(Entries from a visual dataset)
-*-
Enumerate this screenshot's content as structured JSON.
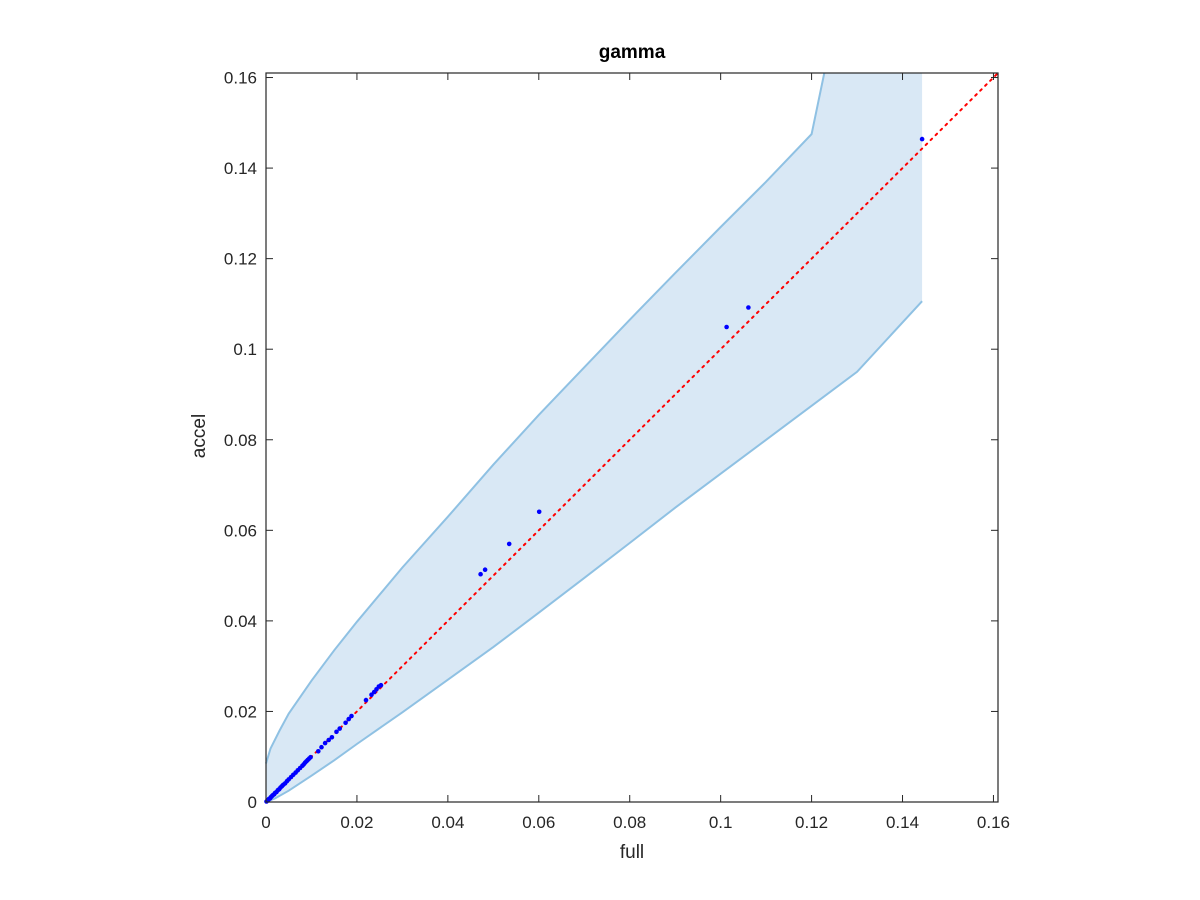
{
  "chart_data": {
    "type": "scatter",
    "title": "gamma",
    "xlabel": "full",
    "ylabel": "accel",
    "xlim": [
      0,
      0.161
    ],
    "ylim": [
      0,
      0.161
    ],
    "grid": false,
    "legend": "none",
    "xticks": [
      0,
      0.02,
      0.04,
      0.06,
      0.08,
      0.1,
      0.12,
      0.14,
      0.16
    ],
    "yticks": [
      0,
      0.02,
      0.04,
      0.06,
      0.08,
      0.1,
      0.12,
      0.14,
      0.16
    ],
    "xtick_labels": [
      "0",
      "0.02",
      "0.04",
      "0.06",
      "0.08",
      "0.1",
      "0.12",
      "0.14",
      "0.16"
    ],
    "ytick_labels": [
      "0",
      "0.02",
      "0.04",
      "0.06",
      "0.08",
      "0.1",
      "0.12",
      "0.14",
      "0.16"
    ],
    "confidence_band": {
      "color": "#d9e8f5",
      "edge_color": "#8fc1e3",
      "x_max": 0.1443,
      "upper": [
        [
          0,
          0.0085
        ],
        [
          0.001,
          0.0118
        ],
        [
          0.003,
          0.0158
        ],
        [
          0.005,
          0.0195
        ],
        [
          0.01,
          0.0268
        ],
        [
          0.015,
          0.0335
        ],
        [
          0.02,
          0.0398
        ],
        [
          0.03,
          0.0518
        ],
        [
          0.04,
          0.063
        ],
        [
          0.05,
          0.0745
        ],
        [
          0.06,
          0.0855
        ],
        [
          0.07,
          0.096
        ],
        [
          0.08,
          0.1065
        ],
        [
          0.09,
          0.1168
        ],
        [
          0.1,
          0.127
        ],
        [
          0.11,
          0.137
        ],
        [
          0.12,
          0.1475
        ],
        [
          0.1228,
          0.161
        ],
        [
          0.1443,
          0.161
        ]
      ],
      "lower": [
        [
          0,
          0
        ],
        [
          0.002,
          0.0008
        ],
        [
          0.005,
          0.0025
        ],
        [
          0.01,
          0.0058
        ],
        [
          0.015,
          0.0092
        ],
        [
          0.02,
          0.0128
        ],
        [
          0.03,
          0.0198
        ],
        [
          0.04,
          0.027
        ],
        [
          0.05,
          0.0342
        ],
        [
          0.06,
          0.0418
        ],
        [
          0.07,
          0.0495
        ],
        [
          0.08,
          0.0572
        ],
        [
          0.09,
          0.065
        ],
        [
          0.1,
          0.0725
        ],
        [
          0.11,
          0.08
        ],
        [
          0.12,
          0.0875
        ],
        [
          0.13,
          0.095
        ],
        [
          0.1443,
          0.1106
        ]
      ]
    },
    "reference_line": {
      "color": "#ff0000",
      "style": "dotted",
      "from": [
        0,
        0
      ],
      "to": [
        0.161,
        0.161
      ]
    },
    "series": [
      {
        "color": "#0000ff",
        "points": [
          [
            0.0001,
            0.0001
          ],
          [
            0.0003,
            0.0003
          ],
          [
            0.0005,
            0.0005
          ],
          [
            0.0007,
            0.0007
          ],
          [
            0.0009,
            0.0008
          ],
          [
            0.0011,
            0.0011
          ],
          [
            0.0013,
            0.0013
          ],
          [
            0.0015,
            0.0015
          ],
          [
            0.0018,
            0.0017
          ],
          [
            0.002,
            0.002
          ],
          [
            0.0023,
            0.0022
          ],
          [
            0.0026,
            0.0026
          ],
          [
            0.0029,
            0.0028
          ],
          [
            0.0032,
            0.0032
          ],
          [
            0.0035,
            0.0035
          ],
          [
            0.0038,
            0.0038
          ],
          [
            0.0042,
            0.0041
          ],
          [
            0.0046,
            0.0046
          ],
          [
            0.005,
            0.005
          ],
          [
            0.0055,
            0.0055
          ],
          [
            0.006,
            0.006
          ],
          [
            0.0065,
            0.0065
          ],
          [
            0.007,
            0.007
          ],
          [
            0.0075,
            0.0075
          ],
          [
            0.008,
            0.008
          ],
          [
            0.0083,
            0.0083
          ],
          [
            0.0086,
            0.0087
          ],
          [
            0.0089,
            0.009
          ],
          [
            0.0092,
            0.0093
          ],
          [
            0.0095,
            0.0096
          ],
          [
            0.0098,
            0.0099
          ],
          [
            0.0115,
            0.0112
          ],
          [
            0.0122,
            0.0121
          ],
          [
            0.013,
            0.013
          ],
          [
            0.0138,
            0.0137
          ],
          [
            0.0145,
            0.0143
          ],
          [
            0.0155,
            0.0155
          ],
          [
            0.0162,
            0.0162
          ],
          [
            0.0175,
            0.0175
          ],
          [
            0.0182,
            0.0183
          ],
          [
            0.0188,
            0.019
          ],
          [
            0.022,
            0.0225
          ],
          [
            0.0232,
            0.0237
          ],
          [
            0.0238,
            0.0243
          ],
          [
            0.0243,
            0.0249
          ],
          [
            0.0248,
            0.0255
          ],
          [
            0.0253,
            0.0258
          ],
          [
            0.0472,
            0.0503
          ],
          [
            0.0482,
            0.0513
          ],
          [
            0.0535,
            0.057
          ],
          [
            0.0601,
            0.0641
          ],
          [
            0.1013,
            0.1049
          ],
          [
            0.1061,
            0.1092
          ],
          [
            0.1443,
            0.1464
          ]
        ]
      }
    ]
  }
}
-*-
GIVEN REQUEST - Reproduce every line precisely as given, omitting all pictures.

ANSWER TO THE TASK -
Enumerate this screenshot's content as structured JSON.
{
  "chart_data": {
    "type": "scatter",
    "title": "gamma",
    "xlabel": "full",
    "ylabel": "accel",
    "xlim": [
      0,
      0.161
    ],
    "ylim": [
      0,
      0.161
    ],
    "grid": false,
    "legend": "none",
    "xticks": [
      0,
      0.02,
      0.04,
      0.06,
      0.08,
      0.1,
      0.12,
      0.14,
      0.16
    ],
    "yticks": [
      0,
      0.02,
      0.04,
      0.06,
      0.08,
      0.1,
      0.12,
      0.14,
      0.16
    ],
    "xtick_labels": [
      "0",
      "0.02",
      "0.04",
      "0.06",
      "0.08",
      "0.1",
      "0.12",
      "0.14",
      "0.16"
    ],
    "ytick_labels": [
      "0",
      "0.02",
      "0.04",
      "0.06",
      "0.08",
      "0.1",
      "0.12",
      "0.14",
      "0.16"
    ],
    "confidence_band": {
      "color": "#d9e8f5",
      "edge_color": "#8fc1e3",
      "x_max": 0.1443,
      "upper": [
        [
          0,
          0.0085
        ],
        [
          0.001,
          0.0118
        ],
        [
          0.003,
          0.0158
        ],
        [
          0.005,
          0.0195
        ],
        [
          0.01,
          0.0268
        ],
        [
          0.015,
          0.0335
        ],
        [
          0.02,
          0.0398
        ],
        [
          0.03,
          0.0518
        ],
        [
          0.04,
          0.063
        ],
        [
          0.05,
          0.0745
        ],
        [
          0.06,
          0.0855
        ],
        [
          0.07,
          0.096
        ],
        [
          0.08,
          0.1065
        ],
        [
          0.09,
          0.1168
        ],
        [
          0.1,
          0.127
        ],
        [
          0.11,
          0.137
        ],
        [
          0.12,
          0.1475
        ],
        [
          0.1228,
          0.161
        ],
        [
          0.1443,
          0.161
        ]
      ],
      "lower": [
        [
          0,
          0
        ],
        [
          0.002,
          0.0008
        ],
        [
          0.005,
          0.0025
        ],
        [
          0.01,
          0.0058
        ],
        [
          0.015,
          0.0092
        ],
        [
          0.02,
          0.0128
        ],
        [
          0.03,
          0.0198
        ],
        [
          0.04,
          0.027
        ],
        [
          0.05,
          0.0342
        ],
        [
          0.06,
          0.0418
        ],
        [
          0.07,
          0.0495
        ],
        [
          0.08,
          0.0572
        ],
        [
          0.09,
          0.065
        ],
        [
          0.1,
          0.0725
        ],
        [
          0.11,
          0.08
        ],
        [
          0.12,
          0.0875
        ],
        [
          0.13,
          0.095
        ],
        [
          0.1443,
          0.1106
        ]
      ]
    },
    "reference_line": {
      "color": "#ff0000",
      "style": "dotted",
      "from": [
        0,
        0
      ],
      "to": [
        0.161,
        0.161
      ]
    },
    "series": [
      {
        "color": "#0000ff",
        "points": [
          [
            0.0001,
            0.0001
          ],
          [
            0.0003,
            0.0003
          ],
          [
            0.0005,
            0.0005
          ],
          [
            0.0007,
            0.0007
          ],
          [
            0.0009,
            0.0008
          ],
          [
            0.0011,
            0.0011
          ],
          [
            0.0013,
            0.0013
          ],
          [
            0.0015,
            0.0015
          ],
          [
            0.0018,
            0.0017
          ],
          [
            0.002,
            0.002
          ],
          [
            0.0023,
            0.0022
          ],
          [
            0.0026,
            0.0026
          ],
          [
            0.0029,
            0.0028
          ],
          [
            0.0032,
            0.0032
          ],
          [
            0.0035,
            0.0035
          ],
          [
            0.0038,
            0.0038
          ],
          [
            0.0042,
            0.0041
          ],
          [
            0.0046,
            0.0046
          ],
          [
            0.005,
            0.005
          ],
          [
            0.0055,
            0.0055
          ],
          [
            0.006,
            0.006
          ],
          [
            0.0065,
            0.0065
          ],
          [
            0.007,
            0.007
          ],
          [
            0.0075,
            0.0075
          ],
          [
            0.008,
            0.008
          ],
          [
            0.0083,
            0.0083
          ],
          [
            0.0086,
            0.0087
          ],
          [
            0.0089,
            0.009
          ],
          [
            0.0092,
            0.0093
          ],
          [
            0.0095,
            0.0096
          ],
          [
            0.0098,
            0.0099
          ],
          [
            0.0115,
            0.0112
          ],
          [
            0.0122,
            0.0121
          ],
          [
            0.013,
            0.013
          ],
          [
            0.0138,
            0.0137
          ],
          [
            0.0145,
            0.0143
          ],
          [
            0.0155,
            0.0155
          ],
          [
            0.0162,
            0.0162
          ],
          [
            0.0175,
            0.0175
          ],
          [
            0.0182,
            0.0183
          ],
          [
            0.0188,
            0.019
          ],
          [
            0.022,
            0.0225
          ],
          [
            0.0232,
            0.0237
          ],
          [
            0.0238,
            0.0243
          ],
          [
            0.0243,
            0.0249
          ],
          [
            0.0248,
            0.0255
          ],
          [
            0.0253,
            0.0258
          ],
          [
            0.0472,
            0.0503
          ],
          [
            0.0482,
            0.0513
          ],
          [
            0.0535,
            0.057
          ],
          [
            0.0601,
            0.0641
          ],
          [
            0.1013,
            0.1049
          ],
          [
            0.1061,
            0.1092
          ],
          [
            0.1443,
            0.1464
          ]
        ]
      }
    ]
  }
}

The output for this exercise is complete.